>>>>
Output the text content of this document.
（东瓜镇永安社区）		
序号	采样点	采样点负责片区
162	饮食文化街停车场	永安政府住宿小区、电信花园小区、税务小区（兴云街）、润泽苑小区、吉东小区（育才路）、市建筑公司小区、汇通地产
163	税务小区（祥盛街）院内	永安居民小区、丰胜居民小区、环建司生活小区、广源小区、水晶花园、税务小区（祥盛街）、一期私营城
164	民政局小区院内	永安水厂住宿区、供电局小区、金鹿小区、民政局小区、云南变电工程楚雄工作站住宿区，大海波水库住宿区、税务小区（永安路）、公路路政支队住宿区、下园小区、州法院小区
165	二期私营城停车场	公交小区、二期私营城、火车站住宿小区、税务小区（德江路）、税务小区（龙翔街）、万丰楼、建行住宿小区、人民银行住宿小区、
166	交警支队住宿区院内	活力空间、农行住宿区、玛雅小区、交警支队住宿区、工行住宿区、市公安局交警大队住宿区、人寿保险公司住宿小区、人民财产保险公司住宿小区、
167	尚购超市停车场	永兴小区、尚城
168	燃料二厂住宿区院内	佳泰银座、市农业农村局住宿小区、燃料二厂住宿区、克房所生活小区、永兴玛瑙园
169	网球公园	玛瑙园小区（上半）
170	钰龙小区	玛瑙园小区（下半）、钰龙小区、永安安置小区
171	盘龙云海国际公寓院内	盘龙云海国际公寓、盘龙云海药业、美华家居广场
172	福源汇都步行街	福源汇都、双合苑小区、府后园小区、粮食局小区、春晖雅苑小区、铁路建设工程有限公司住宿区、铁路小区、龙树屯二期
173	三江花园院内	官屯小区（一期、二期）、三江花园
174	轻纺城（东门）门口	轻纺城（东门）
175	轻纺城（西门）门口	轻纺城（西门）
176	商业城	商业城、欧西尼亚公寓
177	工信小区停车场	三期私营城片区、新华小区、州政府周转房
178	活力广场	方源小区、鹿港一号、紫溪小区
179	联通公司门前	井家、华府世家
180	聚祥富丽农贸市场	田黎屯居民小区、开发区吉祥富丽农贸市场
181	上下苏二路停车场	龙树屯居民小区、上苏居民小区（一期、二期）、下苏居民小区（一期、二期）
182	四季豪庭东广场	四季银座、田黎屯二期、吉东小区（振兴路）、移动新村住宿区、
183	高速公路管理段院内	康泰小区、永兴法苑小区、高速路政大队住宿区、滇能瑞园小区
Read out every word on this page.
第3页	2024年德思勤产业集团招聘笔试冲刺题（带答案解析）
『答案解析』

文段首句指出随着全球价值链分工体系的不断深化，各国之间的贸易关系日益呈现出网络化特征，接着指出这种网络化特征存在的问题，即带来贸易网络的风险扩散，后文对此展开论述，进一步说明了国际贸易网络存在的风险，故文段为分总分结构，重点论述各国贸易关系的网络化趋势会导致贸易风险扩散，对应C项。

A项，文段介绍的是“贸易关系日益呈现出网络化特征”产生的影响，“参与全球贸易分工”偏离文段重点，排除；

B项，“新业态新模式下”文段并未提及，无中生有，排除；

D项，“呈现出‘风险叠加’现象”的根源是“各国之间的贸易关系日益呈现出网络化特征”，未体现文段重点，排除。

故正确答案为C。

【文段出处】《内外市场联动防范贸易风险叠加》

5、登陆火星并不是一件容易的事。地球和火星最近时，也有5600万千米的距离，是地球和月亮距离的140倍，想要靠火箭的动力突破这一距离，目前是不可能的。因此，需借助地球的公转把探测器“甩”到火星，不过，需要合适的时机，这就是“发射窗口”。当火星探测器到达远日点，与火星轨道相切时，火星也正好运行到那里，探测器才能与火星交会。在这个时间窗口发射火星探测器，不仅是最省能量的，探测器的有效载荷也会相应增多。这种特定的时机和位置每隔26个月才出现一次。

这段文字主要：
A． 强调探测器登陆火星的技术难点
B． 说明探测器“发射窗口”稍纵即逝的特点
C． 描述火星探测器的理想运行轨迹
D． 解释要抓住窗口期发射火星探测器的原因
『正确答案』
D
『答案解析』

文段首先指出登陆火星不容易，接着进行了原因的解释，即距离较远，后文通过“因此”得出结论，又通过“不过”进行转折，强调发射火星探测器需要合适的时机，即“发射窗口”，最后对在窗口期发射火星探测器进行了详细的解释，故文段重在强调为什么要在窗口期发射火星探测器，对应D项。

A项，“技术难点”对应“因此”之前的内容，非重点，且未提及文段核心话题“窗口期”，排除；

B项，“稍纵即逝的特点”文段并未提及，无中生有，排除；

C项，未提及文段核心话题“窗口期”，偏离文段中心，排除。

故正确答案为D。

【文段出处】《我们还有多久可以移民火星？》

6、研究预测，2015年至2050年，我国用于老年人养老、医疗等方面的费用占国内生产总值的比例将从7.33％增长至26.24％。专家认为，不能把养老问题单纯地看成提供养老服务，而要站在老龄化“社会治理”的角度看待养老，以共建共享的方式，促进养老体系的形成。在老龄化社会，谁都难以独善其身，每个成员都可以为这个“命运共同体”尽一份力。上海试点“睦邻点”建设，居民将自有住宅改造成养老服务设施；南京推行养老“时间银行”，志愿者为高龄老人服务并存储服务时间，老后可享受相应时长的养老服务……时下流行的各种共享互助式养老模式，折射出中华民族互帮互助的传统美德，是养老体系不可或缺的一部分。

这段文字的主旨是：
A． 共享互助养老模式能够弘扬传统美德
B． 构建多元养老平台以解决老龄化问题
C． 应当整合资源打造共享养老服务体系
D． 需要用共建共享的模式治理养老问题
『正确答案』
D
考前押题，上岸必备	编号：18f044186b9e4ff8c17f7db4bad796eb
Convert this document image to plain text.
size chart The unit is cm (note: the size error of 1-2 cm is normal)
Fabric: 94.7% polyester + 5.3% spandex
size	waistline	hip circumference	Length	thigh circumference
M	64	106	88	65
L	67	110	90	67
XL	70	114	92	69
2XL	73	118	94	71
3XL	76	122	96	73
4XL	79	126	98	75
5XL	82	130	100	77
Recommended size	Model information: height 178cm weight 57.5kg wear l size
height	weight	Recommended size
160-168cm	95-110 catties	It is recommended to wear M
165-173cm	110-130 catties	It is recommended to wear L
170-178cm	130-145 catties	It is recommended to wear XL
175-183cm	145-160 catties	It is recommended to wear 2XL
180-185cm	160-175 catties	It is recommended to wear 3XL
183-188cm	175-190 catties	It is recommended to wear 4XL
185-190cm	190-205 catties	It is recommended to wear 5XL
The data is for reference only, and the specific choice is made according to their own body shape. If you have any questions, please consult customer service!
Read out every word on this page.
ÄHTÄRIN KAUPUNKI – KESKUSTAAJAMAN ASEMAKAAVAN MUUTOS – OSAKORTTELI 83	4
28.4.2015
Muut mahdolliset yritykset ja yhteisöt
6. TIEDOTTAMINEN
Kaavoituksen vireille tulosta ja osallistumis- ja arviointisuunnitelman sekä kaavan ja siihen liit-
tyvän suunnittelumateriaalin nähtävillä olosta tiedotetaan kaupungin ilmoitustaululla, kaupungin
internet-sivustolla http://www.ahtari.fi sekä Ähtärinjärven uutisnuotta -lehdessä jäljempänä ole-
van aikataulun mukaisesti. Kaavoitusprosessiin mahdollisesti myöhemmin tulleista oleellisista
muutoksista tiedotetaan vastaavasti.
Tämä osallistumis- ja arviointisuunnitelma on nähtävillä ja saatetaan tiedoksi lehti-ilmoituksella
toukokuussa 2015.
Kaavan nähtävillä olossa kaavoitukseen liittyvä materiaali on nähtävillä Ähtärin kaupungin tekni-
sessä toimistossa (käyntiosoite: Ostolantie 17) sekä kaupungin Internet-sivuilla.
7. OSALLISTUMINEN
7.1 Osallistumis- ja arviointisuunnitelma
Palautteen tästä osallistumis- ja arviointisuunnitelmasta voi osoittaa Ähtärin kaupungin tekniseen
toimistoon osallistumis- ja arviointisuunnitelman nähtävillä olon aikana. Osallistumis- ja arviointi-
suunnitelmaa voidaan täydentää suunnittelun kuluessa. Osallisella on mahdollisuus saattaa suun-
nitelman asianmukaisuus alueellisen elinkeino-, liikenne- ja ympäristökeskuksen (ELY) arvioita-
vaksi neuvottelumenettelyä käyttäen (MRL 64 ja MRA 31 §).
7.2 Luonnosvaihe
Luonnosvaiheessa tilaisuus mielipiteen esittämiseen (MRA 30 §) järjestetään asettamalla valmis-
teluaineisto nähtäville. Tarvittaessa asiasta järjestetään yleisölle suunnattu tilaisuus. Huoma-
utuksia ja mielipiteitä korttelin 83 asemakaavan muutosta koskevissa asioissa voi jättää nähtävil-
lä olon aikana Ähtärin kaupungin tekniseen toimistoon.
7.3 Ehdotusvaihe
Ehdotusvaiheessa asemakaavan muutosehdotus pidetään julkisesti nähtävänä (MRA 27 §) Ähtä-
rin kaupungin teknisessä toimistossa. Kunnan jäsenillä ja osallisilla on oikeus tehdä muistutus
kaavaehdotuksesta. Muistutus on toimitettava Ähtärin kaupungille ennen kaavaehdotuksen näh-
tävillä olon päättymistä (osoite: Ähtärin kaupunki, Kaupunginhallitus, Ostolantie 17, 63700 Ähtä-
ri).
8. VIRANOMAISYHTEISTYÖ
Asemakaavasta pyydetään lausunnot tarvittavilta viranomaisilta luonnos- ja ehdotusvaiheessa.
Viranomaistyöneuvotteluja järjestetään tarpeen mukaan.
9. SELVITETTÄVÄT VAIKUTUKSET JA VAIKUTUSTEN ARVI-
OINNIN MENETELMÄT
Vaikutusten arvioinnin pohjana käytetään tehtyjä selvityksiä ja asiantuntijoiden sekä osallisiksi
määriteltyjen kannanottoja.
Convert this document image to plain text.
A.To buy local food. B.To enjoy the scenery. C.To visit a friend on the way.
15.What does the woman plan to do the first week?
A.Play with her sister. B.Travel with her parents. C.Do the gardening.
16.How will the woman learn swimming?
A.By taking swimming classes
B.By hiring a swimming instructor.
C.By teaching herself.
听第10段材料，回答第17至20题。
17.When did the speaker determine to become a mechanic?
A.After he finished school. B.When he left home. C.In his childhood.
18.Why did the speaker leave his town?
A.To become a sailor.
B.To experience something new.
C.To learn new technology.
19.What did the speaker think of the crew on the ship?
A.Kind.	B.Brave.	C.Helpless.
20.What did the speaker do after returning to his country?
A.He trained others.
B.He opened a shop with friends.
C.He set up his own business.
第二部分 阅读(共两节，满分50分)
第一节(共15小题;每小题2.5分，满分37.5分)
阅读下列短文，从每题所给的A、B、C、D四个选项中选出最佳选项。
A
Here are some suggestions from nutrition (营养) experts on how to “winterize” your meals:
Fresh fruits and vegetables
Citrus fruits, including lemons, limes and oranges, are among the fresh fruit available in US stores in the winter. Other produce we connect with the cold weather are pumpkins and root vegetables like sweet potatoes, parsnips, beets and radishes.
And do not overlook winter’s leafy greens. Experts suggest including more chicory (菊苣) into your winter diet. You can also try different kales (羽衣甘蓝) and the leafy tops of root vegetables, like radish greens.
<<<<
# REQUIRED TASK
Go through the records and pull out each line that includes the word "like".

# SOLUTION TO THIS TASK
Citrus fruits, including lemons, limes and oranges, are among the fresh fruit available in US stores in the winter. Other produce we connect with the cold weather are pumpkins and root vegetables like sweet potatoes, parsnips, beets and radishes.
And do not overlook winter’s leafy greens. Experts suggest including more chicory (菊苣) into your winter diet. You can also try different kales (羽衣甘蓝) and the leafy tops of root vegetables, like radish greens.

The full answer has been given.